- _Exercise prompt_:
Every line of the material below should be repeated exactly.

- _Extracted entries_:
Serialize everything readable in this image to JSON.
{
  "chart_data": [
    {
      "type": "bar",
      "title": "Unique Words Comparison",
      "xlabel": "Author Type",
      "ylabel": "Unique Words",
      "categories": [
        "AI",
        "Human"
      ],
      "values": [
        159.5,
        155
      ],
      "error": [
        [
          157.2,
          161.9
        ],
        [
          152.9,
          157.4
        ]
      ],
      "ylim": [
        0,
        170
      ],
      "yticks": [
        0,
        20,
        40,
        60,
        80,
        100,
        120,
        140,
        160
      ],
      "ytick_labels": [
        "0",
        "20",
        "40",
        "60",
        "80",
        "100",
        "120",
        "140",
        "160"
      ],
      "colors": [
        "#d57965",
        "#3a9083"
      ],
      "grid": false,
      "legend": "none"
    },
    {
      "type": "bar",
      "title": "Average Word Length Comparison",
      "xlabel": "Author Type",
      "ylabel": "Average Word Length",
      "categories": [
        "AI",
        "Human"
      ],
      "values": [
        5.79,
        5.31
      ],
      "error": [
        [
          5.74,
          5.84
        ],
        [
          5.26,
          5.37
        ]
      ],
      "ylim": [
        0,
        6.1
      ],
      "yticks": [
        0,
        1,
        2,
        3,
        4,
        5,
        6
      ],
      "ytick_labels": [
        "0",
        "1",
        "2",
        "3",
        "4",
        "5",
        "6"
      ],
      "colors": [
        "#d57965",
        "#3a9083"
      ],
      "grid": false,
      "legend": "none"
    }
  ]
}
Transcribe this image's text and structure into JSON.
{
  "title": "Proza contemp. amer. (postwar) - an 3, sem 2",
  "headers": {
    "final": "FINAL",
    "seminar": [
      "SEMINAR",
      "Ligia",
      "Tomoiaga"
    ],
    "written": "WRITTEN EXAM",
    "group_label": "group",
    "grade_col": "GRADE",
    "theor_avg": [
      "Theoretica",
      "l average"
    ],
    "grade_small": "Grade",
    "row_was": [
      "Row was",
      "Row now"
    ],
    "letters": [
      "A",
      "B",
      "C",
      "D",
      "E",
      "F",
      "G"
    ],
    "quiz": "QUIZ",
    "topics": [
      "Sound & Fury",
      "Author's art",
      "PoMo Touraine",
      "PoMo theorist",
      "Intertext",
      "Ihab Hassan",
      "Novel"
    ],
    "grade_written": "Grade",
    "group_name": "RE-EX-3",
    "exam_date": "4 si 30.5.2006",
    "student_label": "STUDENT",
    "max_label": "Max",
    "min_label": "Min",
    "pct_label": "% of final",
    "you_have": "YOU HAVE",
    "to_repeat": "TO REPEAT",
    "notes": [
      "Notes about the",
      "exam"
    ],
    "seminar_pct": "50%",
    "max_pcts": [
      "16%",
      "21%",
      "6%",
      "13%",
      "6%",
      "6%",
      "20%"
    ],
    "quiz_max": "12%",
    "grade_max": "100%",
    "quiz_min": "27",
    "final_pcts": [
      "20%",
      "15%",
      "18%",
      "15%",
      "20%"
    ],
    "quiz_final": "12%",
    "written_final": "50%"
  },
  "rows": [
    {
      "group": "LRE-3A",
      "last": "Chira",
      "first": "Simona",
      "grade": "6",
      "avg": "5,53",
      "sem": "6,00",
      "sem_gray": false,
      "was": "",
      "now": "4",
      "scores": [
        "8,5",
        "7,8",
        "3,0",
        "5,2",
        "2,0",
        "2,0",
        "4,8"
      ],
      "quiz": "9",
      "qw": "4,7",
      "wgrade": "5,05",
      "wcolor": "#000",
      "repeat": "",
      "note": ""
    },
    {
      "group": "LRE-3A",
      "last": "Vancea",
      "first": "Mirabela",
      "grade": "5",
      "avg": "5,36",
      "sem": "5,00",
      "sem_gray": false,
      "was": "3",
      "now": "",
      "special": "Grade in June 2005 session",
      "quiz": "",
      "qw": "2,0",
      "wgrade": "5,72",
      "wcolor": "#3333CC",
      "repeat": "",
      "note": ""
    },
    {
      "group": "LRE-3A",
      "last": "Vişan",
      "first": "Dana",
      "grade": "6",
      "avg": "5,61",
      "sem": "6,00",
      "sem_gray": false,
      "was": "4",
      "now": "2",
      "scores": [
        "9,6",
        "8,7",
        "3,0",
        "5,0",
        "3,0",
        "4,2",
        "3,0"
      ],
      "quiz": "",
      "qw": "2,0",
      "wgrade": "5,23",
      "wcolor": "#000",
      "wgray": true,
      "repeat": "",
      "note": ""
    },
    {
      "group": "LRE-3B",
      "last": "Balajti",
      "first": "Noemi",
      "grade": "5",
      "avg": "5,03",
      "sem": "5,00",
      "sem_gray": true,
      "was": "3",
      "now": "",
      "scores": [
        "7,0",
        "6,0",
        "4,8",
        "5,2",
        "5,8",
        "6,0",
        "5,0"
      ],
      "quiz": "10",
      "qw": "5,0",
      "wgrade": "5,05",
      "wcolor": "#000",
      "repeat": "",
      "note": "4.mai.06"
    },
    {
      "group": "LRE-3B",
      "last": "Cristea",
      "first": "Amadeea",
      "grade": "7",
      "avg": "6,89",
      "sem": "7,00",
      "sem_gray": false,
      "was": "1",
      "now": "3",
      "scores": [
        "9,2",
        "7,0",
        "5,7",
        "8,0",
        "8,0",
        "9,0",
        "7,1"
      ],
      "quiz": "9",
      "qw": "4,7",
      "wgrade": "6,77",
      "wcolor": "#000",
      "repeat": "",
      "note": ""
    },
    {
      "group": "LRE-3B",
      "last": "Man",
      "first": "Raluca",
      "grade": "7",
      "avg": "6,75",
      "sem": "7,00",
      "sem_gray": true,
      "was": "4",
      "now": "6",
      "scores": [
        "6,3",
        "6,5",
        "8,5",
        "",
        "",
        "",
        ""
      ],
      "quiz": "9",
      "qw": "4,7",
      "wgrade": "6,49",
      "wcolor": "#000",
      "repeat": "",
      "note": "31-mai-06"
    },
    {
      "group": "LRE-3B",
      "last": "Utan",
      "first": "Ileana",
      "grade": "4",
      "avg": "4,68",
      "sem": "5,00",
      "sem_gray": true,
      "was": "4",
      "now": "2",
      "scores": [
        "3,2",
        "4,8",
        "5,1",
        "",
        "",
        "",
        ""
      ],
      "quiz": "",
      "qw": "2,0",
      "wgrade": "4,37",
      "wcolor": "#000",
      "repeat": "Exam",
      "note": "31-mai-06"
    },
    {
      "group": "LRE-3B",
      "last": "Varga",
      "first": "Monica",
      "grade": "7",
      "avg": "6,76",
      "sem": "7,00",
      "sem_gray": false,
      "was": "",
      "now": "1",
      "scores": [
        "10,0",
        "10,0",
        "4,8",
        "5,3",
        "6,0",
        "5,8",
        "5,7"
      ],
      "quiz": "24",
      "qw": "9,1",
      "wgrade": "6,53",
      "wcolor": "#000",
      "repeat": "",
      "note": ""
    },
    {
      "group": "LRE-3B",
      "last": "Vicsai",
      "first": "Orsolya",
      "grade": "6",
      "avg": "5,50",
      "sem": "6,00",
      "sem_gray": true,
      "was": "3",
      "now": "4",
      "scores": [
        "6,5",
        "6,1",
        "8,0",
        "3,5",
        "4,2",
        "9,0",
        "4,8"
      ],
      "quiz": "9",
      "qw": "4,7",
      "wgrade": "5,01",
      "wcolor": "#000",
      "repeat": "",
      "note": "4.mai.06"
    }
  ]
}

- _Solution to the problem_:
Serialize everything readable in this image to JSON.
{
  "chart_data": [
    {
      "type": "bar",
      "title": "Unique Words Comparison",
      "xlabel": "Author Type",
      "ylabel": "Unique Words",
      "categories": [
        "AI",
        "Human"
      ],
      "values": [
        159.5,
        155
      ],
      "error": [
        [
          157.2,
          161.9
        ],
        [
          152.9,
          157.4
        ]
      ],
      "ylim": [
        0,
        170
      ],
      "yticks": [
        0,
        20,
        40,
        60,
        80,
        100,
        120,
        140,
        160
      ],
      "ytick_labels": [
        "0",
        "20",
        "40",
        "60",
        "80",
        "100",
        "120",
        "140",
        "160"
      ],
      "colors": [
        "#d57965",
        "#3a9083"
      ],
      "grid": false,
      "legend": "none"
    },
    {
      "type": "bar",
      "title": "Average Word Length Comparison",
      "xlabel": "Author Type",
      "ylabel": "Average Word Length",
      "categories": [
        "AI",
        "Human"
      ],
      "values": [
        5.79,
        5.31
      ],
      "error": [
        [
          5.74,
          5.84
        ],
        [
          5.26,
          5.37
        ]
      ],
      "ylim": [
        0,
        6.1
      ],
      "yticks": [
        0,
        1,
        2,
        3,
        4,
        5,
        6
      ],
      "ytick_labels": [
        "0",
        "1",
        "2",
        "3",
        "4",
        "5",
        "6"
      ],
      "colors": [
        "#d57965",
        "#3a9083"
      ],
      "grid": false,
      "legend": "none"
    }
  ]
}
Transcribe this image's text and structure into JSON.
{
  "title": "Proza contemp. amer. (postwar) - an 3, sem 2",
  "headers": {
    "final": "FINAL",
    "seminar": [
      "SEMINAR",
      "Ligia",
      "Tomoiaga"
    ],
    "written": "WRITTEN EXAM",
    "group_label": "group",
    "grade_col": "GRADE",
    "theor_avg": [
      "Theoretica",
      "l average"
    ],
    "grade_small": "Grade",
    "row_was": [
      "Row was",
      "Row now"
    ],
    "letters": [
      "A",
      "B",
      "C",
      "D",
      "E",
      "F",
      "G"
    ],
    "quiz": "QUIZ",
    "topics": [
      "Sound & Fury",
      "Author's art",
      "PoMo Touraine",
      "PoMo theorist",
      "Intertext",
      "Ihab Hassan",
      "Novel"
    ],
    "grade_written": "Grade",
    "group_name": "RE-EX-3",
    "exam_date": "4 si 30.5.2006",
    "student_label": "STUDENT",
    "max_label": "Max",
    "min_label": "Min",
    "pct_label": "% of final",
    "you_have": "YOU HAVE",
    "to_repeat": "TO REPEAT",
    "notes": [
      "Notes about the",
      "exam"
    ],
    "seminar_pct": "50%",
    "max_pcts": [
      "16%",
      "21%",
      "6%",
      "13%",
      "6%",
      "6%",
      "20%"
    ],
    "quiz_max": "12%",
    "grade_max": "100%",
    "quiz_min": "27",
    "final_pcts": [
      "20%",
      "15%",
      "18%",
      "15%",
      "20%"
    ],
    "quiz_final": "12%",
    "written_final": "50%"
  },
  "rows": [
    {
      "group": "LRE-3A",
      "last": "Chira",
      "first": "Simona",
      "grade": "6",
      "avg": "5,53",
      "sem": "6,00",
      "sem_gray": false,
      "was": "",
      "now": "4",
      "scores": [
        "8,5",
        "7,8",
        "3,0",
        "5,2",
        "2,0",
        "2,0",
        "4,8"
      ],
      "quiz": "9",
      "qw": "4,7",
      "wgrade": "5,05",
      "wcolor": "#000",
      "repeat": "",
      "note": ""
    },
    {
      "group": "LRE-3A",
      "last": "Vancea",
      "first": "Mirabela",
      "grade": "5",
      "avg": "5,36",
      "sem": "5,00",
      "sem_gray": false,
      "was": "3",
      "now": "",
      "special": "Grade in June 2005 session",
      "quiz": "",
      "qw": "2,0",
      "wgrade": "5,72",
      "wcolor": "#3333CC",
      "repeat": "",
      "note": ""
    },
    {
      "group": "LRE-3A",
      "last": "Vişan",
      "first": "Dana",
      "grade": "6",
      "avg": "5,61",
      "sem": "6,00",
      "sem_gray": false,
      "was": "4",
      "now": "2",
      "scores": [
        "9,6",
        "8,7",
        "3,0",
        "5,0",
        "3,0",
        "4,2",
        "3,0"
      ],
      "quiz": "",
      "qw": "2,0",
      "wgrade": "5,23",
      "wcolor": "#000",
      "wgray": true,
      "repeat": "",
      "note": ""
    },
    {
      "group": "LRE-3B",
      "last": "Balajti",
      "first": "Noemi",
      "grade": "5",
      "avg": "5,03",
      "sem": "5,00",
      "sem_gray": true,
      "was": "3",
      "now": "",
      "scores": [
        "7,0",
        "6,0",
        "4,8",
        "5,2",
        "5,8",
        "6,0",
        "5,0"
      ],
      "quiz": "10",
      "qw": "5,0",
      "wgrade": "5,05",
      "wcolor": "#000",
      "repeat": "",
      "note": "4.mai.06"
    },
    {
      "group": "LRE-3B",
      "last": "Cristea",
      "first": "Amadeea",
      "grade": "7",
      "avg": "6,89",
      "sem": "7,00",
      "sem_gray": false,
      "was": "1",
      "now": "3",
      "scores": [
        "9,2",
        "7,0",
        "5,7",
        "8,0",
        "8,0",
        "9,0",
        "7,1"
      ],
      "quiz": "9",
      "qw": "4,7",
      "wgrade": "6,77",
      "wcolor": "#000",
      "repeat": "",
      "note": ""
    },
    {
      "group": "LRE-3B",
      "last": "Man",
      "first": "Raluca",
      "grade": "7",
      "avg": "6,75",
      "sem": "7,00",
      "sem_gray": true,
      "was": "4",
      "now": "6",
      "scores": [
        "6,3",
        "6,5",
        "8,5",
        "",
        "",
        "",
        ""
      ],
      "quiz": "9",
      "qw": "4,7",
      "wgrade": "6,49",
      "wcolor": "#000",
      "repeat": "",
      "note": "31-mai-06"
    },
    {
      "group": "LRE-3B",
      "last": "Utan",
      "first": "Ileana",
      "grade": "4",
      "avg": "4,68",
      "sem": "5,00",
      "sem_gray": true,
      "was": "4",
      "now": "2",
      "scores": [
        "3,2",
        "4,8",
        "5,1",
        "",
        "",
        "",
        ""
      ],
      "quiz": "",
      "qw": "2,0",
      "wgrade": "4,37",
      "wcolor": "#000",
      "repeat": "Exam",
      "note": "31-mai-06"
    },
    {
      "group": "LRE-3B",
      "last": "Varga",
      "first": "Monica",
      "grade": "7",
      "avg": "6,76",
      "sem": "7,00",
      "sem_gray": false,
      "was": "",
      "now": "1",
      "scores": [
        "10,0",
        "10,0",
        "4,8",
        "5,3",
        "6,0",
        "5,8",
        "5,7"
      ],
      "quiz": "24",
      "qw": "9,1",
      "wgrade": "6,53",
      "wcolor": "#000",
      "repeat": "",
      "note": ""
    },
    {
      "group": "LRE-3B",
      "last": "Vicsai",
      "first": "Orsolya",
      "grade": "6",
      "avg": "5,50",
      "sem": "6,00",
      "sem_gray": true,
      "was": "3",
      "now": "4",
      "scores": [
        "6,5",
        "6,1",
        "8,0",
        "3,5",
        "4,2",
        "9,0",
        "4,8"
      ],
      "quiz": "9",
      "qw": "4,7",
      "wgrade": "5,01",
      "wcolor": "#000",
      "repeat": "",
      "note": "4.mai.06"
    }
  ]
}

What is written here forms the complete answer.